▶ _What this task involves_:
Exclude any images and output the remaining records exactly.

▶ _Supplied records_:
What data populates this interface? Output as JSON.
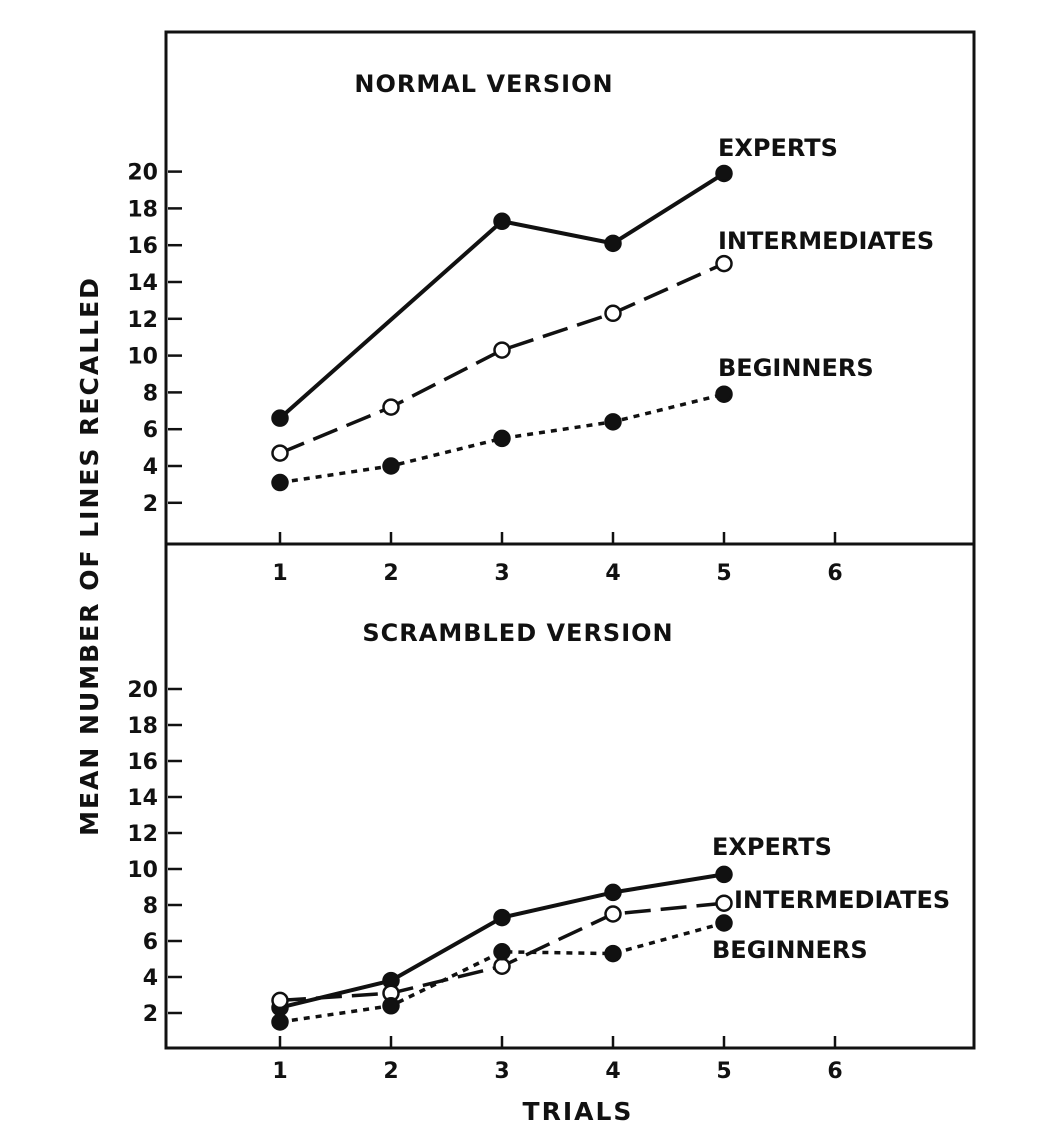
{
  "chart_data": {
    "type": "line",
    "ylabel": "MEAN NUMBER OF LINES RECALLED",
    "xlabel": "TRIALS",
    "x_ticks": [
      1,
      2,
      3,
      4,
      5,
      6
    ],
    "y_ticks": [
      2,
      4,
      6,
      8,
      10,
      12,
      14,
      16,
      18,
      20
    ],
    "xlim": [
      0,
      7
    ],
    "ylim": [
      0,
      22
    ],
    "grid": false,
    "legend": "direct labels at line ends",
    "panels": [
      {
        "title": "NORMAL VERSION",
        "series": [
          {
            "name": "EXPERTS",
            "marker": "filled",
            "line": "solid",
            "x": [
              1,
              3,
              4,
              5
            ],
            "y": [
              6.6,
              17.3,
              16.1,
              19.9
            ]
          },
          {
            "name": "INTERMEDIATES",
            "marker": "open",
            "line": "dashed",
            "x": [
              1,
              2,
              3,
              4,
              5
            ],
            "y": [
              4.7,
              7.2,
              10.3,
              12.3,
              15.0
            ]
          },
          {
            "name": "BEGINNERS",
            "marker": "filled",
            "line": "dotted",
            "x": [
              1,
              2,
              3,
              4,
              5
            ],
            "y": [
              3.1,
              4.0,
              5.5,
              6.4,
              7.9
            ]
          }
        ]
      },
      {
        "title": "SCRAMBLED VERSION",
        "series": [
          {
            "name": "EXPERTS",
            "marker": "filled",
            "line": "solid",
            "x": [
              1,
              2,
              3,
              4,
              5
            ],
            "y": [
              2.3,
              3.8,
              7.3,
              8.7,
              9.7
            ]
          },
          {
            "name": "INTERMEDIATES",
            "marker": "open",
            "line": "dashed",
            "x": [
              1,
              2,
              3,
              4,
              5
            ],
            "y": [
              2.7,
              3.1,
              4.6,
              7.5,
              8.1
            ]
          },
          {
            "name": "BEGINNERS",
            "marker": "filled",
            "line": "dotted",
            "x": [
              1,
              2,
              3,
              4,
              5
            ],
            "y": [
              1.5,
              2.4,
              5.4,
              5.3,
              7.0
            ]
          }
        ]
      }
    ]
  },
  "colors": {
    "ink": "#111111",
    "background": "#ffffff"
  }
}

▶ _Task solution_:
What data populates this interface? Output as JSON.
{
  "chart_data": {
    "type": "line",
    "ylabel": "MEAN NUMBER OF LINES RECALLED",
    "xlabel": "TRIALS",
    "x_ticks": [
      1,
      2,
      3,
      4,
      5,
      6
    ],
    "y_ticks": [
      2,
      4,
      6,
      8,
      10,
      12,
      14,
      16,
      18,
      20
    ],
    "xlim": [
      0,
      7
    ],
    "ylim": [
      0,
      22
    ],
    "grid": false,
    "legend": "direct labels at line ends",
    "panels": [
      {
        "title": "NORMAL VERSION",
        "series": [
          {
            "name": "EXPERTS",
            "marker": "filled",
            "line": "solid",
            "x": [
              1,
              3,
              4,
              5
            ],
            "y": [
              6.6,
              17.3,
              16.1,
              19.9
            ]
          },
          {
            "name": "INTERMEDIATES",
            "marker": "open",
            "line": "dashed",
            "x": [
              1,
              2,
              3,
              4,
              5
            ],
            "y": [
              4.7,
              7.2,
              10.3,
              12.3,
              15.0
            ]
          },
          {
            "name": "BEGINNERS",
            "marker": "filled",
            "line": "dotted",
            "x": [
              1,
              2,
              3,
              4,
              5
            ],
            "y": [
              3.1,
              4.0,
              5.5,
              6.4,
              7.9
            ]
          }
        ]
      },
      {
        "title": "SCRAMBLED VERSION",
        "series": [
          {
            "name": "EXPERTS",
            "marker": "filled",
            "line": "solid",
            "x": [
              1,
              2,
              3,
              4,
              5
            ],
            "y": [
              2.3,
              3.8,
              7.3,
              8.7,
              9.7
            ]
          },
          {
            "name": "INTERMEDIATES",
            "marker": "open",
            "line": "dashed",
            "x": [
              1,
              2,
              3,
              4,
              5
            ],
            "y": [
              2.7,
              3.1,
              4.6,
              7.5,
              8.1
            ]
          },
          {
            "name": "BEGINNERS",
            "marker": "filled",
            "line": "dotted",
            "x": [
              1,
              2,
              3,
              4,
              5
            ],
            "y": [
              1.5,
              2.4,
              5.4,
              5.3,
              7.0
            ]
          }
        ]
      }
    ]
  },
  "colors": {
    "ink": "#111111",
    "background": "#ffffff"
  }
}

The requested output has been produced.